Given problem
From the records below, copy every line that contains the word "return".

---------- Data shown ----------

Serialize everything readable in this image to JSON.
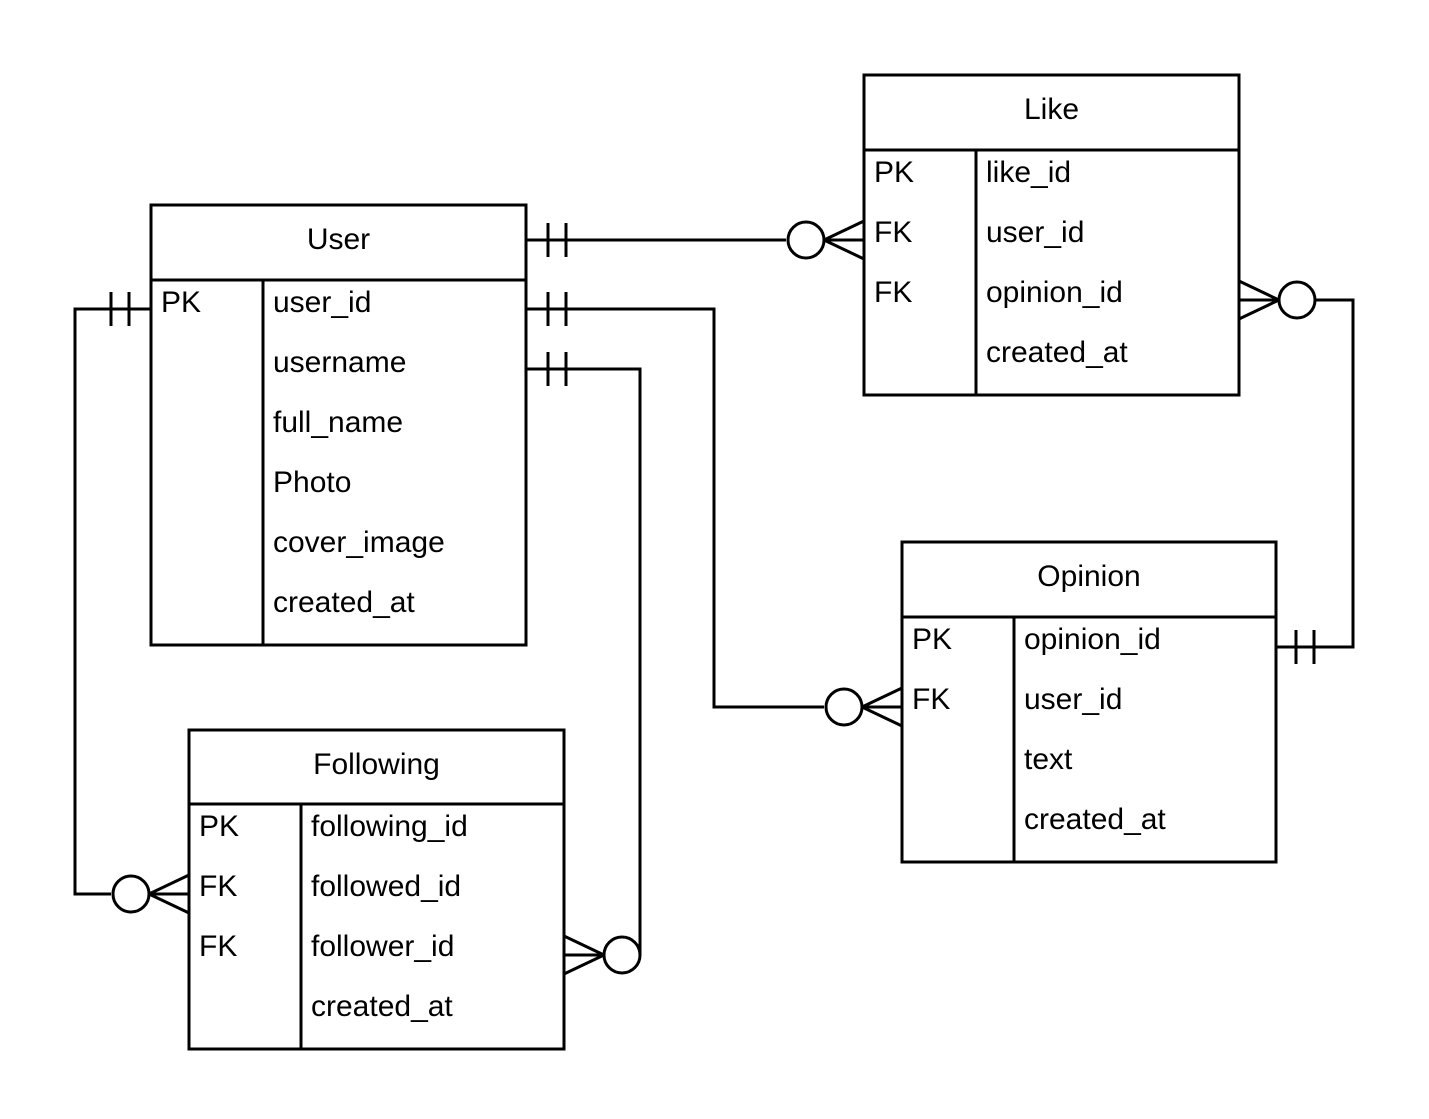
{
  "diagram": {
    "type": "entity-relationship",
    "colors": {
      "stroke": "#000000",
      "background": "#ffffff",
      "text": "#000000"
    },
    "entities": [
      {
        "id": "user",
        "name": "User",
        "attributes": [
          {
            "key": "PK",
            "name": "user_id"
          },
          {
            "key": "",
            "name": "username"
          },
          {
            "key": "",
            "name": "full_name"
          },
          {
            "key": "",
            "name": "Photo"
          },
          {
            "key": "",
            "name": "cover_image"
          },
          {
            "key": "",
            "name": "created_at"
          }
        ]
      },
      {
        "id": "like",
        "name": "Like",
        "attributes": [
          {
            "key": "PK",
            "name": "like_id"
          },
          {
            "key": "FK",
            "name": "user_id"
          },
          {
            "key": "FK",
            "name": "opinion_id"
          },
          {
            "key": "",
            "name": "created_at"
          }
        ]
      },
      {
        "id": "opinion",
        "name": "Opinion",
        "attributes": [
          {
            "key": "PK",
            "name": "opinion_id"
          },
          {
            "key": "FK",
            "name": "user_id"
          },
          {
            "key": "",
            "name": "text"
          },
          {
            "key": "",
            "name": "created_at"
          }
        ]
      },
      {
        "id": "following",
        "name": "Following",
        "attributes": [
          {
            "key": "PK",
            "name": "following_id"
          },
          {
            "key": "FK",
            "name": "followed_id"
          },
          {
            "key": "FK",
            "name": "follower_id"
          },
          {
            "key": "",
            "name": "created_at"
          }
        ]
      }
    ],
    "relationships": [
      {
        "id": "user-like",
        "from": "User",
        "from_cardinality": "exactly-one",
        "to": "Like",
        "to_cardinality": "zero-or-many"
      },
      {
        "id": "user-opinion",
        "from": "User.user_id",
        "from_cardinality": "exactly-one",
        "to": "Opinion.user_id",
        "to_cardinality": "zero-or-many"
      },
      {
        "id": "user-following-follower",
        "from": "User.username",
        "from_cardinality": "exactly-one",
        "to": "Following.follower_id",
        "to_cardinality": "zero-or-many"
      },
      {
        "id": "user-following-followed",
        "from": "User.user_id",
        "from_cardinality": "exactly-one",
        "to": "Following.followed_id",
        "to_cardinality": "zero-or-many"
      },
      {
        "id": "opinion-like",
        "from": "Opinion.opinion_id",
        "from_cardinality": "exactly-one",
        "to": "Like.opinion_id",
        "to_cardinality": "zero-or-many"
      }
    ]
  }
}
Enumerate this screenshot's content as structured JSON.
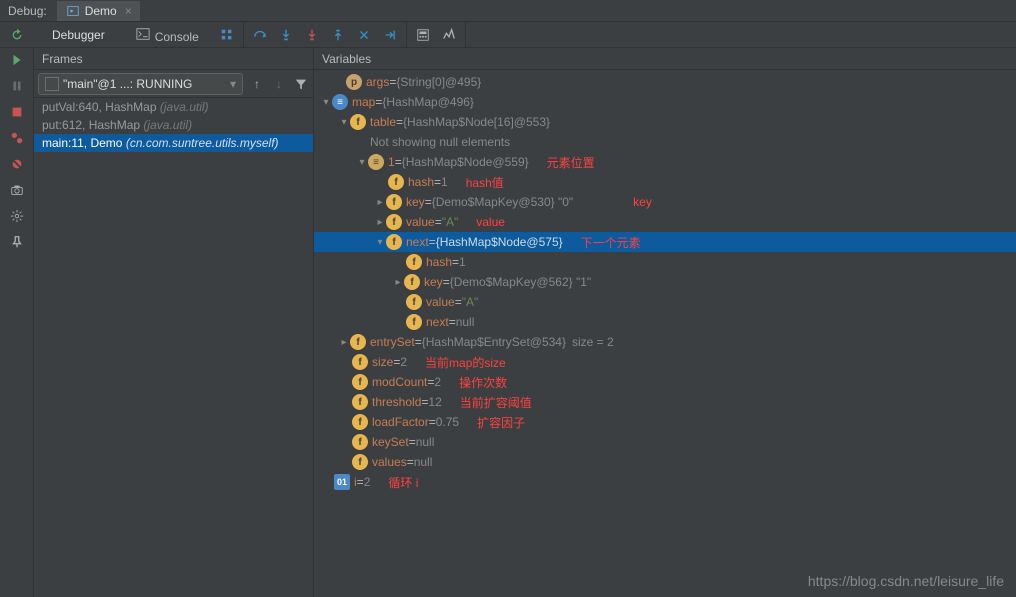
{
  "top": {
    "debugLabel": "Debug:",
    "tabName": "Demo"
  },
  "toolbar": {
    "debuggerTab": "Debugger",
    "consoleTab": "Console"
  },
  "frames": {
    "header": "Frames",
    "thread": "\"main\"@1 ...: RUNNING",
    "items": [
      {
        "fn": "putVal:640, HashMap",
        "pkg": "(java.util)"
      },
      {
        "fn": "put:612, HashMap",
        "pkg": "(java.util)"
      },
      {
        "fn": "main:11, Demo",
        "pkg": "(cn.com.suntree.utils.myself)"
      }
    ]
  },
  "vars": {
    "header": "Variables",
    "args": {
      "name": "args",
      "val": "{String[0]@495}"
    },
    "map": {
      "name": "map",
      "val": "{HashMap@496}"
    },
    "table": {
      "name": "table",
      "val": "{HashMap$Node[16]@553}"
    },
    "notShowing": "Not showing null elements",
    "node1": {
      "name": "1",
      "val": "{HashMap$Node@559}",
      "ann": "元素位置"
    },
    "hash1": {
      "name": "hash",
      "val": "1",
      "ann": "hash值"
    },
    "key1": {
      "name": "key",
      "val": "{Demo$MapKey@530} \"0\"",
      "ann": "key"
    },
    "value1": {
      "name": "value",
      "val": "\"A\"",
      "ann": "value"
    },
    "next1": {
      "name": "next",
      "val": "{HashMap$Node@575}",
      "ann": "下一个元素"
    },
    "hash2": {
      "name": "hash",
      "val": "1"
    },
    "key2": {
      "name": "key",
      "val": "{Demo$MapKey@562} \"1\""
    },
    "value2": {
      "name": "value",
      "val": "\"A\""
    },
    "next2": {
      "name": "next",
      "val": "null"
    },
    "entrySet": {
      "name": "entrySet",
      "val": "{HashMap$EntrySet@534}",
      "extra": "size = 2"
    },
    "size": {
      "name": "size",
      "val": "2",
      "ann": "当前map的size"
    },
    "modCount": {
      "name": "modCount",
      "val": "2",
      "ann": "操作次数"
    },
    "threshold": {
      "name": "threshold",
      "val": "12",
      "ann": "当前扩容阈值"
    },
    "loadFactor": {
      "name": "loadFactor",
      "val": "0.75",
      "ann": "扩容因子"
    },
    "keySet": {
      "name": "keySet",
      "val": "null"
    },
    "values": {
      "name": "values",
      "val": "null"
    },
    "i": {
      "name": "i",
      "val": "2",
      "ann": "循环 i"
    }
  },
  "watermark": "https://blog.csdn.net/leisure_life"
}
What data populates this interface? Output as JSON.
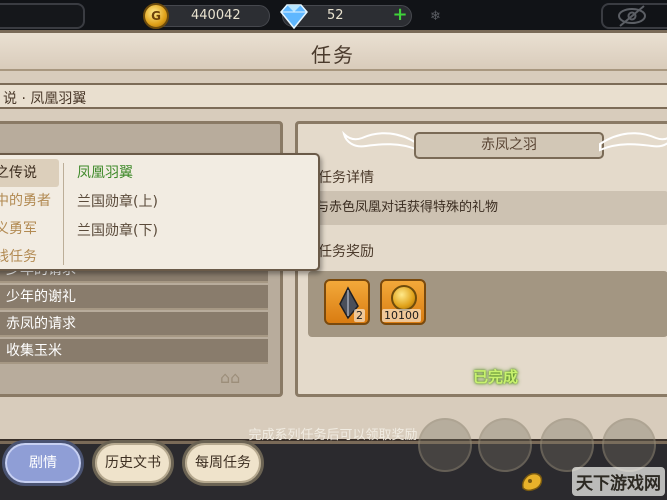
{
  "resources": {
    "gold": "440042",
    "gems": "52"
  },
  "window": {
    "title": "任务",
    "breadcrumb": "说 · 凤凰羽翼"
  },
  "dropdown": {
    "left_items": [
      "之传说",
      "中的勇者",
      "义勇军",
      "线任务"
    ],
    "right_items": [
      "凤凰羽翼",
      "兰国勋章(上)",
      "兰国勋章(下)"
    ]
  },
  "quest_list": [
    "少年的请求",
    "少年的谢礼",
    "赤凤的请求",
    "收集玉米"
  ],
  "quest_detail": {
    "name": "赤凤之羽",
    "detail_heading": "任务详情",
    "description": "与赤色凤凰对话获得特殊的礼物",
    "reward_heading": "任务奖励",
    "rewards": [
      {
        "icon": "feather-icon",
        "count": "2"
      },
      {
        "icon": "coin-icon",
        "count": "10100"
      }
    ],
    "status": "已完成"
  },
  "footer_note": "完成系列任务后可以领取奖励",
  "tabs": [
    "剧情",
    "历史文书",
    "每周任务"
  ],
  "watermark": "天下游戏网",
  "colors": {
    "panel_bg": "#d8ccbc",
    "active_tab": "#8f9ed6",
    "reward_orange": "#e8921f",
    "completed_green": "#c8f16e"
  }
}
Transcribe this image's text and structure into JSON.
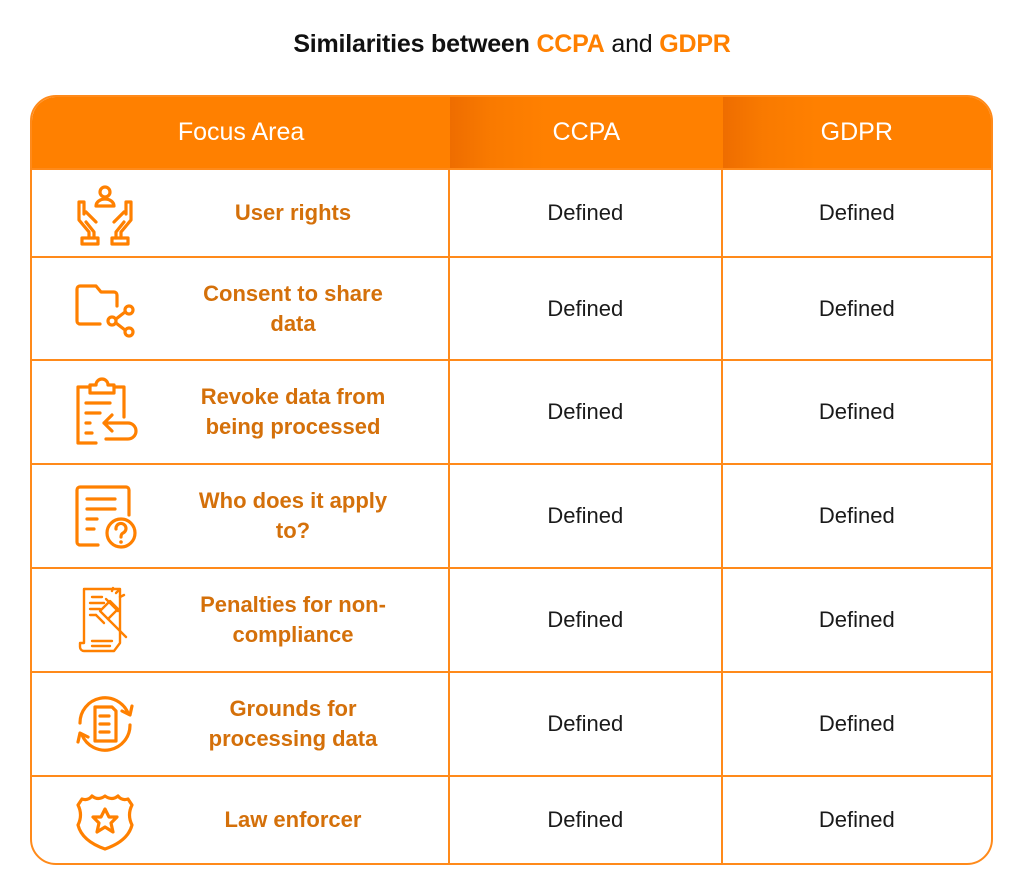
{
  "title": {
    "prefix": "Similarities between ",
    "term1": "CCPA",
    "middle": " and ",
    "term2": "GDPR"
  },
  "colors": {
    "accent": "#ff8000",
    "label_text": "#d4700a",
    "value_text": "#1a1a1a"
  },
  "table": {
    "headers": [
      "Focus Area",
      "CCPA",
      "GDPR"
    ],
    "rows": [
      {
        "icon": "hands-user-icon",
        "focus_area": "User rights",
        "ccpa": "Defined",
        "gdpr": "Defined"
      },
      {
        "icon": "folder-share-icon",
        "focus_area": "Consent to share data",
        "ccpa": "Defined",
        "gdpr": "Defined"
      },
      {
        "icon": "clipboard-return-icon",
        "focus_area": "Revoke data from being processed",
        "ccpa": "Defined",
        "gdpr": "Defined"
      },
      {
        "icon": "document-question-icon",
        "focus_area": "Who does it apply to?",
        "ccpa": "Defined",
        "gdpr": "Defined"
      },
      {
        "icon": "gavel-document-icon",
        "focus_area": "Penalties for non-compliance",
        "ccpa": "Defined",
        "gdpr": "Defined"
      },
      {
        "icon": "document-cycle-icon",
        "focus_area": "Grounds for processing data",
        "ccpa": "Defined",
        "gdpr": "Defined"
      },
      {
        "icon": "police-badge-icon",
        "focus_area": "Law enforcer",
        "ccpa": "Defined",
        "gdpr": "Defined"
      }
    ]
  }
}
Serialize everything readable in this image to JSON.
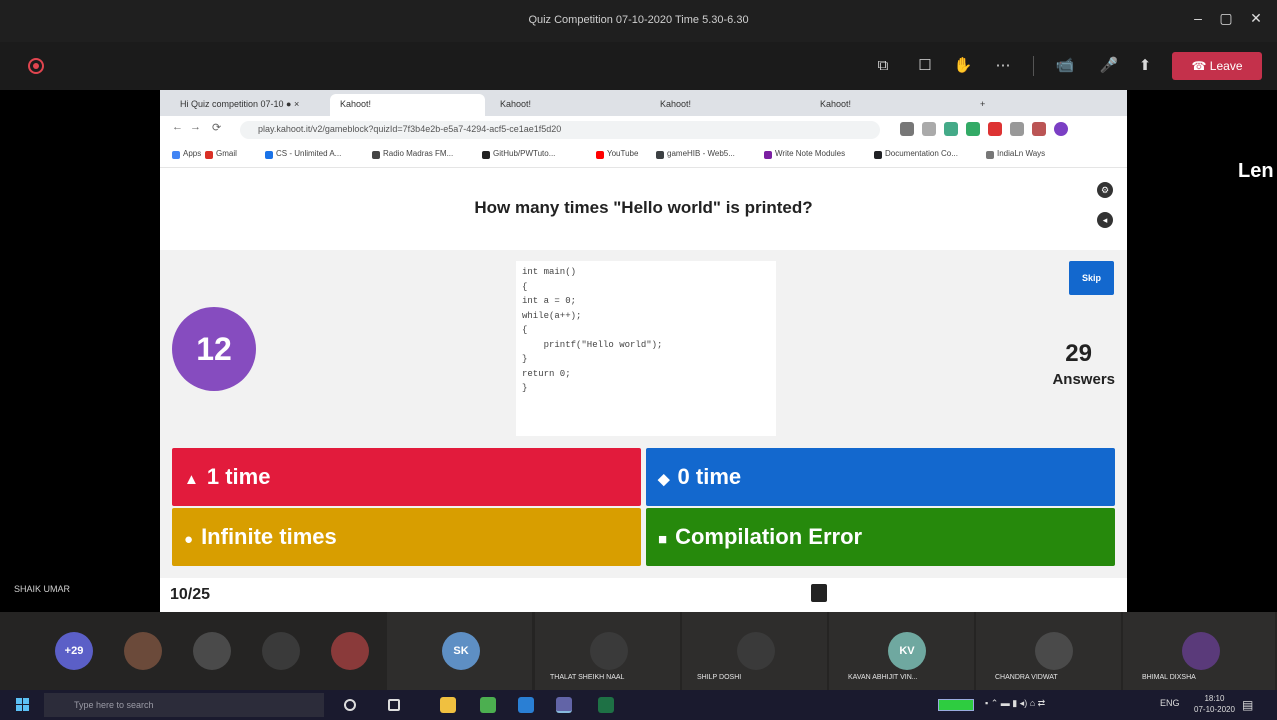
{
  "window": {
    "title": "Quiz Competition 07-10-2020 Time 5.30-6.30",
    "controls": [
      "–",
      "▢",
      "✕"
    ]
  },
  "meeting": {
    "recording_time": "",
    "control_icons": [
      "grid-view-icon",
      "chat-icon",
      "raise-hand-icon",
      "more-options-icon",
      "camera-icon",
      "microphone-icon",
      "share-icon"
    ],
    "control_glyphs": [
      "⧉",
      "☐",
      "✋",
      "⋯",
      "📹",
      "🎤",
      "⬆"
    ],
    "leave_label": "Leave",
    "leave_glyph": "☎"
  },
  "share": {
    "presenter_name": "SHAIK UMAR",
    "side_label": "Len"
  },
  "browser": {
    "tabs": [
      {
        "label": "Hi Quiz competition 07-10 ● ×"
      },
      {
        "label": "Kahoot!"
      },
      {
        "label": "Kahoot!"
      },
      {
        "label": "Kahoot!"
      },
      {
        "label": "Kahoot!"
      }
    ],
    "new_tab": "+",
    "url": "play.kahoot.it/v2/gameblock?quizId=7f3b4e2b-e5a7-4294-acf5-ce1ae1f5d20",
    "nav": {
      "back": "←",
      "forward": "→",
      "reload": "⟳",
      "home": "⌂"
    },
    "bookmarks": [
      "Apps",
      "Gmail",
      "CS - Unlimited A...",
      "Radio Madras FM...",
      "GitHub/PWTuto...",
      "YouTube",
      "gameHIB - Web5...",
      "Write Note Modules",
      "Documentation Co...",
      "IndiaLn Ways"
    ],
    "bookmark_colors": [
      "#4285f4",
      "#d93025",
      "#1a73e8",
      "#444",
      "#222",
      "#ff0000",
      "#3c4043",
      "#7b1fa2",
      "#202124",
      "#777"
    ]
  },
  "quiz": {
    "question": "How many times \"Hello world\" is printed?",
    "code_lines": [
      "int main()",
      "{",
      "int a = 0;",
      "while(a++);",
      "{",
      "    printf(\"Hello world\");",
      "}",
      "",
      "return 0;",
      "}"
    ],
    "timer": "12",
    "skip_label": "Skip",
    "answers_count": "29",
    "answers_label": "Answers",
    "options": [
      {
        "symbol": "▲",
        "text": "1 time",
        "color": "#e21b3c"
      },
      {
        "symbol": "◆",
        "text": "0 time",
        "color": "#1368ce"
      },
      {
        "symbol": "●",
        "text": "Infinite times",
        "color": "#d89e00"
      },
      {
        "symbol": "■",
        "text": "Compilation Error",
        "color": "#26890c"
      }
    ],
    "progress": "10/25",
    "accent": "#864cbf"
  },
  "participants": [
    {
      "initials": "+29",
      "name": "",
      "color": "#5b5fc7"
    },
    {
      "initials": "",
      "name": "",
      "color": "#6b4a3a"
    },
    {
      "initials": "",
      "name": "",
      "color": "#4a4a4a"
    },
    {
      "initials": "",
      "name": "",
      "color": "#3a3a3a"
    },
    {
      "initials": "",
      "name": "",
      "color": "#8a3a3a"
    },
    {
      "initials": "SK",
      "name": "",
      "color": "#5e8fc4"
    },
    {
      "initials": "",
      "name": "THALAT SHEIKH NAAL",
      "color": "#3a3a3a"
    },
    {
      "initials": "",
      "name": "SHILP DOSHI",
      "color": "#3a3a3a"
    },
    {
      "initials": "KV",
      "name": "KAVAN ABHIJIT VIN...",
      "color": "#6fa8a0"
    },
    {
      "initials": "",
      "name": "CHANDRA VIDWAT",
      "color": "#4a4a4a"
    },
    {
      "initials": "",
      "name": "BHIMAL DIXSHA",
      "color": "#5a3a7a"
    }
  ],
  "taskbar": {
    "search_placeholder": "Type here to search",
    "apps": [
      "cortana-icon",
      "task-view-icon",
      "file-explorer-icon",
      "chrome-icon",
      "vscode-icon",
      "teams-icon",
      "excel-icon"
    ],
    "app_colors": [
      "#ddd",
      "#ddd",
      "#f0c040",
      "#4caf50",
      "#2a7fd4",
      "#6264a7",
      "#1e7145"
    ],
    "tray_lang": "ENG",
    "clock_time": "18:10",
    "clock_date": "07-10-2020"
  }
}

----------

Written solution
        "icon": "clipboard-return-icon",
      "return 0;",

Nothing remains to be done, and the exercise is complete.